TO BE DONE.
Identify all lines in the listing that include the word "Rodrigues", and copy them out.

SOURCE DATA.
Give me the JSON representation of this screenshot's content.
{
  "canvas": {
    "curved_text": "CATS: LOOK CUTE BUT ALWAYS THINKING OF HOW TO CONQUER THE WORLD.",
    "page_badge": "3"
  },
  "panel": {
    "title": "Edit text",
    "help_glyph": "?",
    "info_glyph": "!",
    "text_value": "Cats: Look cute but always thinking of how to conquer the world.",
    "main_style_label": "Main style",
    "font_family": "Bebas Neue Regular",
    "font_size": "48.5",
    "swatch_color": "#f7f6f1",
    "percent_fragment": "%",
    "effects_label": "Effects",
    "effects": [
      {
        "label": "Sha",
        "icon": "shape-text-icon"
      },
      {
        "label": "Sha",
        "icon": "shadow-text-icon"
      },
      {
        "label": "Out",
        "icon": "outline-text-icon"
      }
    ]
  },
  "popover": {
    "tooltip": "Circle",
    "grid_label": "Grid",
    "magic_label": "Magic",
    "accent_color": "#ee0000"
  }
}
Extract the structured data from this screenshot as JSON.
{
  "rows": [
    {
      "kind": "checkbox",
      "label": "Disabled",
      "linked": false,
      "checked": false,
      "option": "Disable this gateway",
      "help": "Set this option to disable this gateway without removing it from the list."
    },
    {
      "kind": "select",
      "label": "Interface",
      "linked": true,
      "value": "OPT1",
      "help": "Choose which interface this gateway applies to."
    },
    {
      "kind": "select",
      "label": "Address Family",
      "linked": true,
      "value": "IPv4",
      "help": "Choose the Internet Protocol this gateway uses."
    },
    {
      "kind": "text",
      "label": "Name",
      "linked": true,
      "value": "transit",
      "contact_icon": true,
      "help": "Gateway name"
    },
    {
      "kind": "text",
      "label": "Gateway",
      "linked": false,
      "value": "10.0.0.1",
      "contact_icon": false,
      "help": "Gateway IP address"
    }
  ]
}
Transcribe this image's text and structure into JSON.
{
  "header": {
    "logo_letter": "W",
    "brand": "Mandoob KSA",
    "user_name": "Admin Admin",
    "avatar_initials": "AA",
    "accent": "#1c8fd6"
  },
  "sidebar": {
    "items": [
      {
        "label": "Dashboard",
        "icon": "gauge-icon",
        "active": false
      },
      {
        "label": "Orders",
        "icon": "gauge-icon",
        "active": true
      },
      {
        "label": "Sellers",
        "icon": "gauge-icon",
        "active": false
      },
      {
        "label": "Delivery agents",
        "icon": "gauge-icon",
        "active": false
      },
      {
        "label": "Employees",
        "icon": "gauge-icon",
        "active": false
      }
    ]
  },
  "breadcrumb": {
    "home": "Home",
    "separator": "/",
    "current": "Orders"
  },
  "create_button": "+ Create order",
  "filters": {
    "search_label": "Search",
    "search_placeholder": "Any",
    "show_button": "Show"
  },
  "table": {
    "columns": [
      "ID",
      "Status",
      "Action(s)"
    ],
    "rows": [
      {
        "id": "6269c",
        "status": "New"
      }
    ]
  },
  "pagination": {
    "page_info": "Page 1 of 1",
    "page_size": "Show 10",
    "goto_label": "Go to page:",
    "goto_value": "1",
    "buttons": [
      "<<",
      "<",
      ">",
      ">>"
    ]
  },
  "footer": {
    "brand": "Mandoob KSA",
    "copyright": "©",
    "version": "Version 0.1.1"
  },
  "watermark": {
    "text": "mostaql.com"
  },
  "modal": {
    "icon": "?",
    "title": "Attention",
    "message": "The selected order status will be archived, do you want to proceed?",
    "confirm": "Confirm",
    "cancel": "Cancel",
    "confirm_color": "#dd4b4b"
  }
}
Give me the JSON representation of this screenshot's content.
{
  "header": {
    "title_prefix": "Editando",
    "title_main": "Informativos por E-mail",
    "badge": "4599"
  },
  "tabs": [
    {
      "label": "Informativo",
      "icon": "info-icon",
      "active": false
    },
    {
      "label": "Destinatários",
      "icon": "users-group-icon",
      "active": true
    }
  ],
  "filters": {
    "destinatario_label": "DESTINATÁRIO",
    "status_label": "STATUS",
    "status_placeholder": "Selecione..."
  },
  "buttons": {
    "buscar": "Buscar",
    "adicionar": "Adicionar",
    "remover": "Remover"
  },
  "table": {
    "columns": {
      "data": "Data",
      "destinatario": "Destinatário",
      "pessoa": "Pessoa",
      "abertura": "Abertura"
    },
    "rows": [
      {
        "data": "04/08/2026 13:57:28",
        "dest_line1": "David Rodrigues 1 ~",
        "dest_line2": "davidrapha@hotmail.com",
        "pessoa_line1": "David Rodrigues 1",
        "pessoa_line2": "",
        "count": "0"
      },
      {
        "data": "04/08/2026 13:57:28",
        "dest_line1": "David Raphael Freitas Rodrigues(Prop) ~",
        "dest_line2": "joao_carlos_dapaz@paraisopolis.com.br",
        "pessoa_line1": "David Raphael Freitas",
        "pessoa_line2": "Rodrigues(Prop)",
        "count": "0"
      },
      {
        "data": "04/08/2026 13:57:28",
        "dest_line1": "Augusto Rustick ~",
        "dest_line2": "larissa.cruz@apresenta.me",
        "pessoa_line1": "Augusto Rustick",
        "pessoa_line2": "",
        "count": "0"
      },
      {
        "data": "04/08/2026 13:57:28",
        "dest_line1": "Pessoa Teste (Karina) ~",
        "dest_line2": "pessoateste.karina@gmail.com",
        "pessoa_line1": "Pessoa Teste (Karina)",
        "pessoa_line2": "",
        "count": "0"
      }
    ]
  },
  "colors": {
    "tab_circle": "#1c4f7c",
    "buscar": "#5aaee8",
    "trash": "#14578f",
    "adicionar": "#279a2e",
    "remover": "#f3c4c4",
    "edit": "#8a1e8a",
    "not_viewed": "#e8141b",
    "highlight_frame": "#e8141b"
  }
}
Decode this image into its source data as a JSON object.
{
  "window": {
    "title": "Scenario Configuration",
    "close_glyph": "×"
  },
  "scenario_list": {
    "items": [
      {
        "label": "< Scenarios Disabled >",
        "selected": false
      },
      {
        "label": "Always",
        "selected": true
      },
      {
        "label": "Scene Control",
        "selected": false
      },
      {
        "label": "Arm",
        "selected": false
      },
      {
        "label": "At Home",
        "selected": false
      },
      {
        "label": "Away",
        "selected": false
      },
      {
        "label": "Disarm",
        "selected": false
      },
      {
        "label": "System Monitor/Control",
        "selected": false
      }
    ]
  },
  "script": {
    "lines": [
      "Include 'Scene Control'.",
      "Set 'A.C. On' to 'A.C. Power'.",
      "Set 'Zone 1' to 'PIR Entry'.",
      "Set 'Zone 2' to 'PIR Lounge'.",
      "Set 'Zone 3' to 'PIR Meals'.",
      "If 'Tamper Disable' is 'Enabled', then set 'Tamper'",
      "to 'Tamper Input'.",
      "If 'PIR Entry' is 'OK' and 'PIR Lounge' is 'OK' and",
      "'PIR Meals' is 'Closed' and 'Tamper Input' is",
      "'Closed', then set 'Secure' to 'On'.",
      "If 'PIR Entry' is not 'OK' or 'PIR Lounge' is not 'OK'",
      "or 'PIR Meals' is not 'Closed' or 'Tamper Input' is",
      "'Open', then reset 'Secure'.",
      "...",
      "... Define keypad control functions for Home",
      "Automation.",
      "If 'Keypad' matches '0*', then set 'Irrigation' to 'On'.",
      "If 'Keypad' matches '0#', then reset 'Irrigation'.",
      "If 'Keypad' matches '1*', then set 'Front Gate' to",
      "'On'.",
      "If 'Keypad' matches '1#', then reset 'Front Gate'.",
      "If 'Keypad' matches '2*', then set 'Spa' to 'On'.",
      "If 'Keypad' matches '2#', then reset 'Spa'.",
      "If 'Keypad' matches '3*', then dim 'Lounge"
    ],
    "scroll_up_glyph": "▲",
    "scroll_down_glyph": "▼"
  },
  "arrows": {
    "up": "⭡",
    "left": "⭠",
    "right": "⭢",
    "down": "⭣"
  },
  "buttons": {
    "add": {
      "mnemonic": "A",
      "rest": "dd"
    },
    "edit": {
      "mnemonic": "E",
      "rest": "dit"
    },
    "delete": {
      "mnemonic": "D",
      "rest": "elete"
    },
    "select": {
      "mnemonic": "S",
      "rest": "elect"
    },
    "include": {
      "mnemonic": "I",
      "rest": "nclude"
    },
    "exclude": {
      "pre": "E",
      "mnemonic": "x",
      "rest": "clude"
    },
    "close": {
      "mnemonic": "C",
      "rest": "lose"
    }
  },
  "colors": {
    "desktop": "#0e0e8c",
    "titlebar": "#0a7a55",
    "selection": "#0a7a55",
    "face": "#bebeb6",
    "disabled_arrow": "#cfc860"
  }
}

WRITTEN ANSWER.
        "dest_line1": "David Rodrigues 1 ~",
        "pessoa_line1": "David Rodrigues 1",
        "dest_line1": "David Raphael Freitas Rodrigues(Prop) ~",
        "pessoa_line2": "Rodrigues(Prop)",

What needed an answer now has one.